- _To do_:
Look through the data for the string "name". Copy every line where it is found.
** begin Records supplied **
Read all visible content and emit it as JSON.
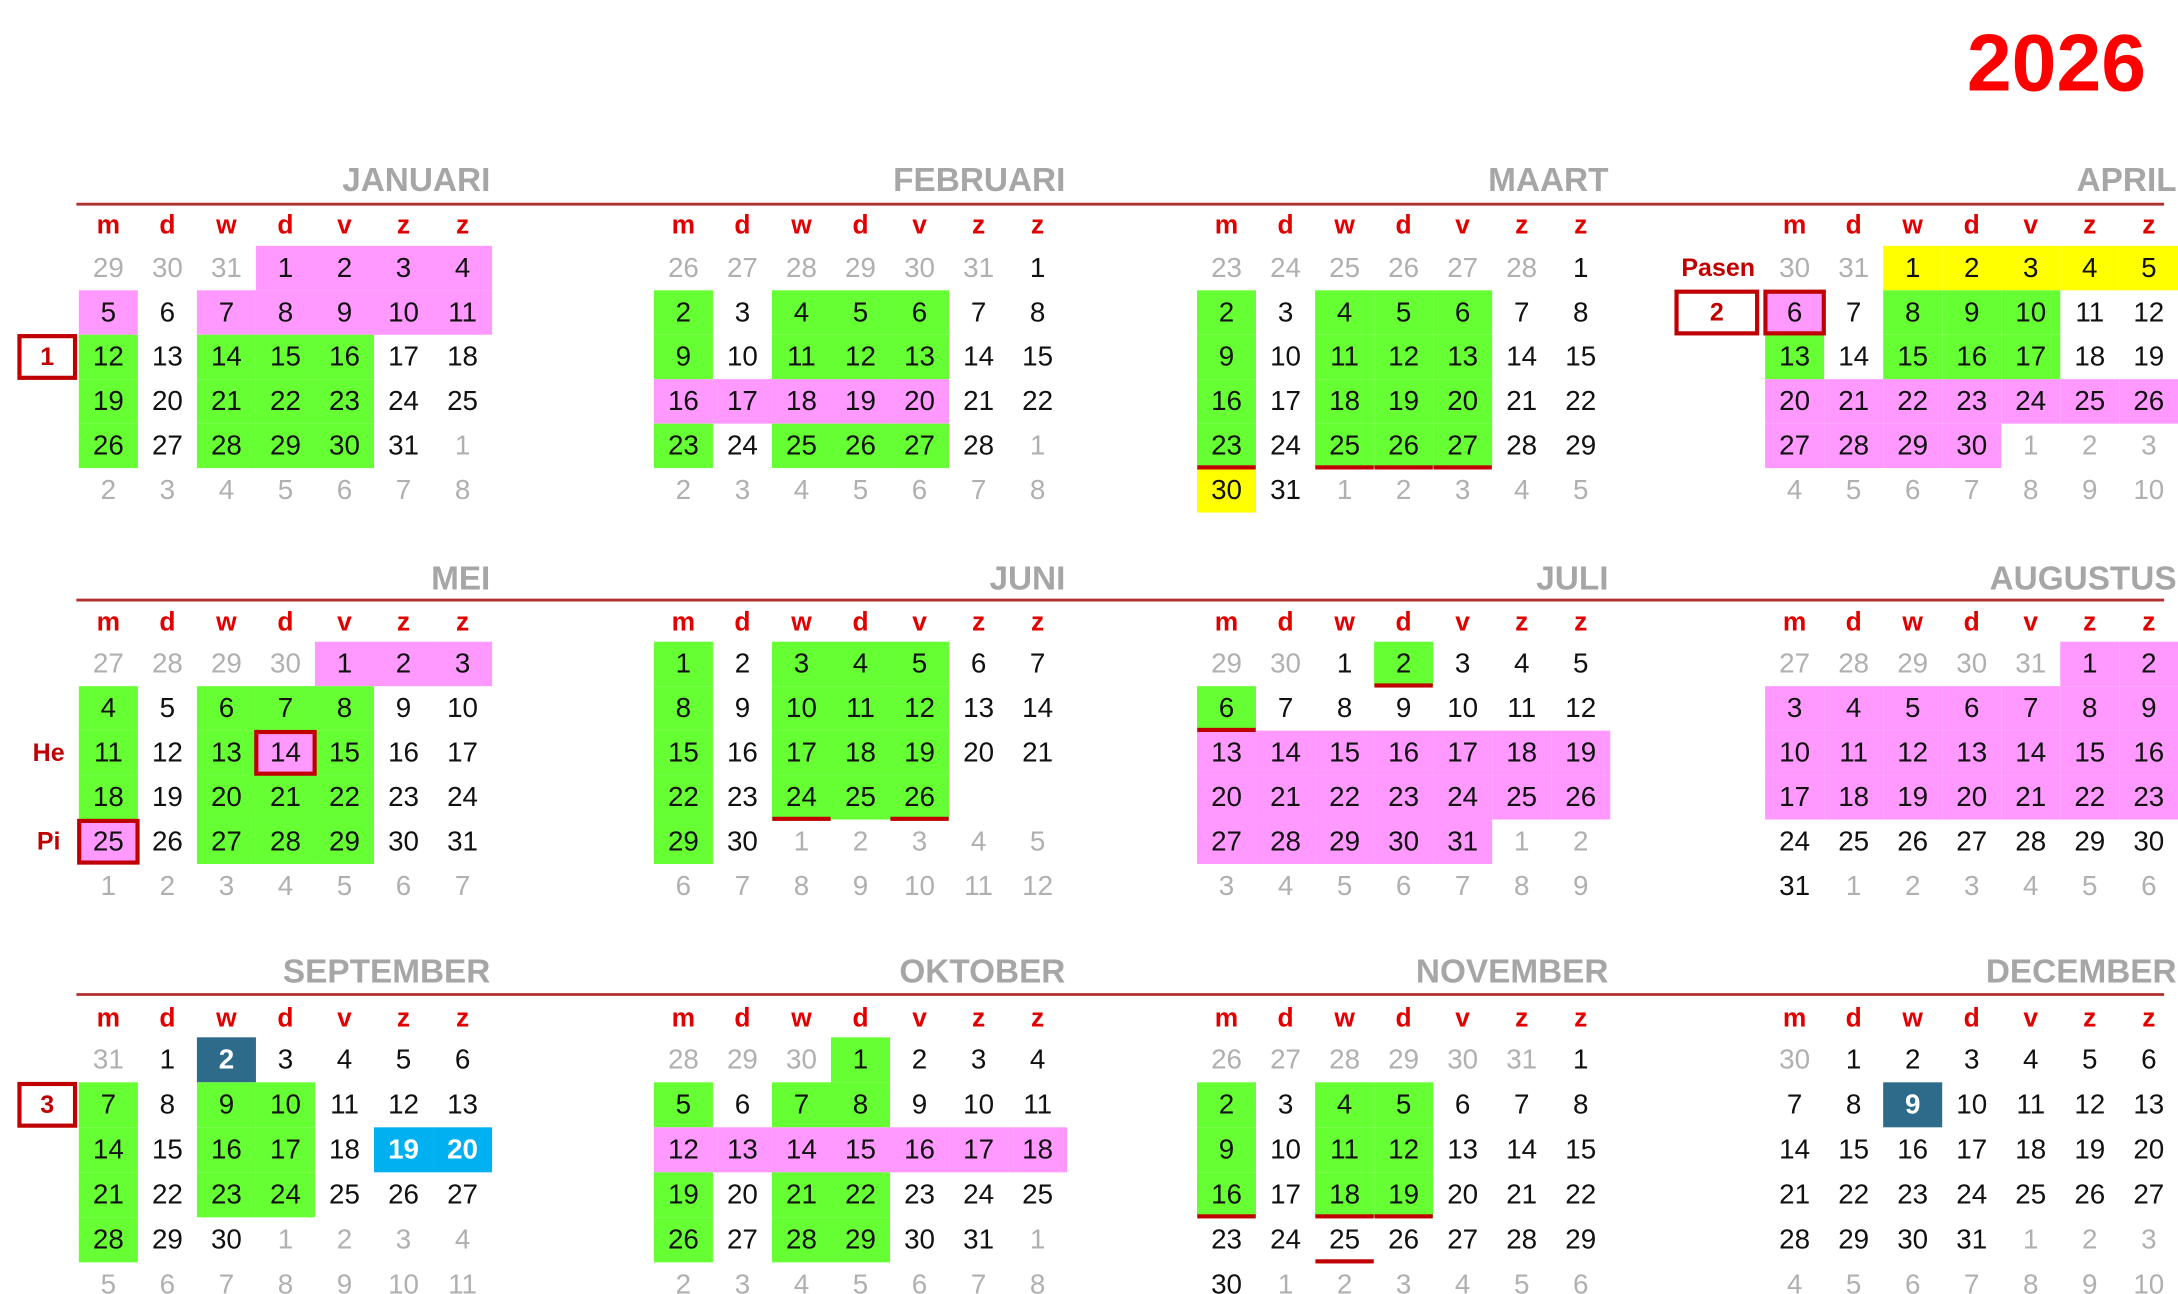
{
  "title": "2026",
  "weekdays": [
    "m",
    "d",
    "w",
    "d",
    "v",
    "z",
    "z"
  ],
  "months": [
    {
      "name": "JANUARI",
      "weeks": [
        [
          29,
          30,
          31,
          1,
          2,
          3,
          4
        ],
        [
          5,
          6,
          7,
          8,
          9,
          10,
          11
        ],
        [
          12,
          13,
          14,
          15,
          16,
          17,
          18
        ],
        [
          19,
          20,
          21,
          22,
          23,
          24,
          25
        ],
        [
          26,
          27,
          28,
          29,
          30,
          31,
          1
        ],
        [
          2,
          3,
          4,
          5,
          6,
          7,
          8
        ]
      ]
    },
    {
      "name": "FEBRUARI",
      "weeks": [
        [
          26,
          27,
          28,
          29,
          30,
          31,
          1
        ],
        [
          2,
          3,
          4,
          5,
          6,
          7,
          8
        ],
        [
          9,
          10,
          11,
          12,
          13,
          14,
          15
        ],
        [
          16,
          17,
          18,
          19,
          20,
          21,
          22
        ],
        [
          23,
          24,
          25,
          26,
          27,
          28,
          1
        ],
        [
          2,
          3,
          4,
          5,
          6,
          7,
          8
        ]
      ]
    },
    {
      "name": "MAART",
      "weeks": [
        [
          23,
          24,
          25,
          26,
          27,
          28,
          1
        ],
        [
          2,
          3,
          4,
          5,
          6,
          7,
          8
        ],
        [
          9,
          10,
          11,
          12,
          13,
          14,
          15
        ],
        [
          16,
          17,
          18,
          19,
          20,
          21,
          22
        ],
        [
          23,
          24,
          25,
          26,
          27,
          28,
          29
        ],
        [
          30,
          31,
          1,
          2,
          3,
          4,
          5
        ]
      ]
    },
    {
      "name": "APRIL",
      "weeks": [
        [
          30,
          31,
          1,
          2,
          3,
          4,
          5
        ],
        [
          6,
          7,
          8,
          9,
          10,
          11,
          12
        ],
        [
          13,
          14,
          15,
          16,
          17,
          18,
          19
        ],
        [
          20,
          21,
          22,
          23,
          24,
          25,
          26
        ],
        [
          27,
          28,
          29,
          30,
          1,
          2,
          3
        ],
        [
          4,
          5,
          6,
          7,
          8,
          9,
          10
        ]
      ]
    },
    {
      "name": "MEI",
      "weeks": [
        [
          27,
          28,
          29,
          30,
          1,
          2,
          3
        ],
        [
          4,
          5,
          6,
          7,
          8,
          9,
          10
        ],
        [
          11,
          12,
          13,
          14,
          15,
          16,
          17
        ],
        [
          18,
          19,
          20,
          21,
          22,
          23,
          24
        ],
        [
          25,
          26,
          27,
          28,
          29,
          30,
          31
        ],
        [
          1,
          2,
          3,
          4,
          5,
          6,
          7
        ]
      ]
    },
    {
      "name": "JUNI",
      "weeks": [
        [
          1,
          2,
          3,
          4,
          5,
          6,
          7
        ],
        [
          8,
          9,
          10,
          11,
          12,
          13,
          14
        ],
        [
          15,
          16,
          17,
          18,
          19,
          20,
          21
        ],
        [
          22,
          23,
          24,
          25,
          26,
          null,
          null
        ],
        [
          29,
          30,
          1,
          2,
          3,
          4,
          5
        ],
        [
          6,
          7,
          8,
          9,
          10,
          11,
          12
        ]
      ]
    },
    {
      "name": "JULI",
      "weeks": [
        [
          29,
          30,
          1,
          2,
          3,
          4,
          5
        ],
        [
          6,
          7,
          8,
          9,
          10,
          11,
          12
        ],
        [
          13,
          14,
          15,
          16,
          17,
          18,
          19
        ],
        [
          20,
          21,
          22,
          23,
          24,
          25,
          26
        ],
        [
          27,
          28,
          29,
          30,
          31,
          1,
          2
        ],
        [
          3,
          4,
          5,
          6,
          7,
          8,
          9
        ]
      ]
    },
    {
      "name": "AUGUSTUS",
      "weeks": [
        [
          27,
          28,
          29,
          30,
          31,
          1,
          2
        ],
        [
          3,
          4,
          5,
          6,
          7,
          8,
          9
        ],
        [
          10,
          11,
          12,
          13,
          14,
          15,
          16
        ],
        [
          17,
          18,
          19,
          20,
          21,
          22,
          23
        ],
        [
          24,
          25,
          26,
          27,
          28,
          29,
          30
        ],
        [
          31,
          1,
          2,
          3,
          4,
          5,
          6
        ]
      ]
    },
    {
      "name": "SEPTEMBER",
      "weeks": [
        [
          31,
          1,
          2,
          3,
          4,
          5,
          6
        ],
        [
          7,
          8,
          9,
          10,
          11,
          12,
          13
        ],
        [
          14,
          15,
          16,
          17,
          18,
          19,
          20
        ],
        [
          21,
          22,
          23,
          24,
          25,
          26,
          27
        ],
        [
          28,
          29,
          30,
          1,
          2,
          3,
          4
        ],
        [
          5,
          6,
          7,
          8,
          9,
          10,
          11
        ]
      ]
    },
    {
      "name": "OKTOBER",
      "weeks": [
        [
          28,
          29,
          30,
          1,
          2,
          3,
          4
        ],
        [
          5,
          6,
          7,
          8,
          9,
          10,
          11
        ],
        [
          12,
          13,
          14,
          15,
          16,
          17,
          18
        ],
        [
          19,
          20,
          21,
          22,
          23,
          24,
          25
        ],
        [
          26,
          27,
          28,
          29,
          30,
          31,
          1
        ],
        [
          2,
          3,
          4,
          5,
          6,
          7,
          8
        ]
      ]
    },
    {
      "name": "NOVEMBER",
      "weeks": [
        [
          26,
          27,
          28,
          29,
          30,
          31,
          1
        ],
        [
          2,
          3,
          4,
          5,
          6,
          7,
          8
        ],
        [
          9,
          10,
          11,
          12,
          13,
          14,
          15
        ],
        [
          16,
          17,
          18,
          19,
          20,
          21,
          22
        ],
        [
          23,
          24,
          25,
          26,
          27,
          28,
          29
        ],
        [
          30,
          1,
          2,
          3,
          4,
          5,
          6
        ]
      ]
    },
    {
      "name": "DECEMBER",
      "weeks": [
        [
          30,
          1,
          2,
          3,
          4,
          5,
          6
        ],
        [
          7,
          8,
          9,
          10,
          11,
          12,
          13
        ],
        [
          14,
          15,
          16,
          17,
          18,
          19,
          20
        ],
        [
          21,
          22,
          23,
          24,
          25,
          26,
          27
        ],
        [
          28,
          29,
          30,
          31,
          1,
          2,
          3
        ],
        [
          4,
          5,
          6,
          7,
          8,
          9,
          10
        ]
      ]
    }
  ],
  "week_markers": [
    1,
    2,
    3
  ],
  "holiday_labels": [
    "Pasen",
    "He",
    "Pi"
  ]
}
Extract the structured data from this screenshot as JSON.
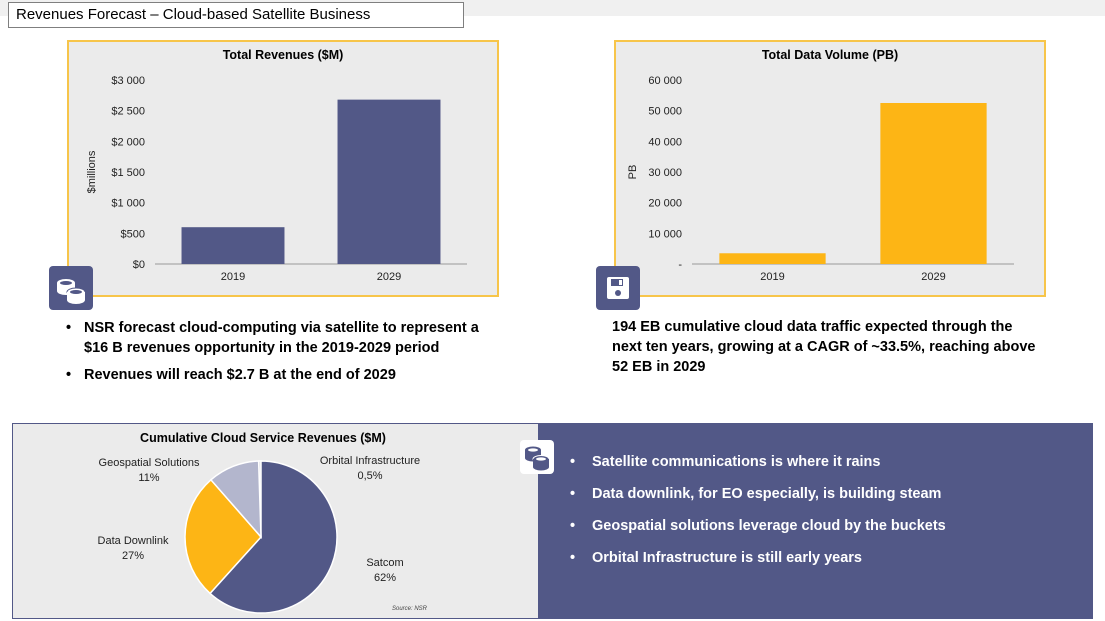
{
  "slide_title": "Revenues Forecast – Cloud-based Satellite Business",
  "colors": {
    "navy": "#525887",
    "orange": "#fdb515",
    "panel_border": "#f7c54a",
    "panel_bg": "#ebebeb"
  },
  "icons": {
    "revenue_icon": "coins-icon",
    "data_icon": "floppy-disk-icon",
    "pie_icon": "coins-icon"
  },
  "left_bullets": [
    "NSR forecast cloud-computing via satellite to represent a $16 B revenues opportunity in the 2019-2029 period",
    "Revenues will reach $2.7 B at the end of 2029"
  ],
  "right_text": "194 EB cumulative cloud data traffic expected through the next ten years, growing at a CAGR of ~33.5%, reaching above 52 EB in 2029",
  "bottom_bullets": [
    "Satellite communications is where it rains",
    "Data downlink, for EO especially, is building steam",
    "Geospatial solutions leverage cloud by the buckets",
    "Orbital Infrastructure is still early years"
  ],
  "pie_source": "Source: NSR",
  "chart_data": [
    {
      "type": "bar",
      "title": "Total Revenues ($M)",
      "ylabel": "$millions",
      "xlabel": "",
      "categories": [
        "2019",
        "2029"
      ],
      "values": [
        600,
        2680
      ],
      "ylim": [
        0,
        3000
      ],
      "ytick_labels": [
        "$0",
        "$500",
        "$1 000",
        "$1 500",
        "$2 000",
        "$2 500",
        "$3 000"
      ],
      "color": "#525887",
      "grid": false,
      "legend": "none"
    },
    {
      "type": "bar",
      "title": "Total Data Volume (PB)",
      "ylabel": "PB",
      "xlabel": "",
      "categories": [
        "2019",
        "2029"
      ],
      "values": [
        3500,
        52500
      ],
      "ylim": [
        0,
        60000
      ],
      "ytick_labels": [
        "-",
        "10 000",
        "20 000",
        "30 000",
        "40 000",
        "50 000",
        "60 000"
      ],
      "color": "#fdb515",
      "grid": false,
      "legend": "none"
    },
    {
      "type": "pie",
      "title": "Cumulative Cloud Service Revenues ($M)",
      "slices": [
        {
          "label": "Satcom",
          "value_label": "62%",
          "value": 62,
          "color": "#525887"
        },
        {
          "label": "Data Downlink",
          "value_label": "27%",
          "value": 27,
          "color": "#fdb515"
        },
        {
          "label": "Geospatial Solutions",
          "value_label": "11%",
          "value": 11,
          "color": "#b3b6cd"
        },
        {
          "label": "Orbital Infrastructure",
          "value_label": "0,5%",
          "value": 0.5,
          "color": "#d8d8e0"
        }
      ],
      "legend": "none"
    }
  ]
}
** end Records supplied **
- _Expected answer_:
      "name": "JANUARI",
      "name": "FEBRUARI",
      "name": "MAART",
      "name": "APRIL",
      "name": "MEI",
      "name": "JUNI",
      "name": "JULI",
      "name": "AUGUSTUS",
      "name": "SEPTEMBER",
      "name": "OKTOBER",
      "name": "NOVEMBER",
      "name": "DECEMBER",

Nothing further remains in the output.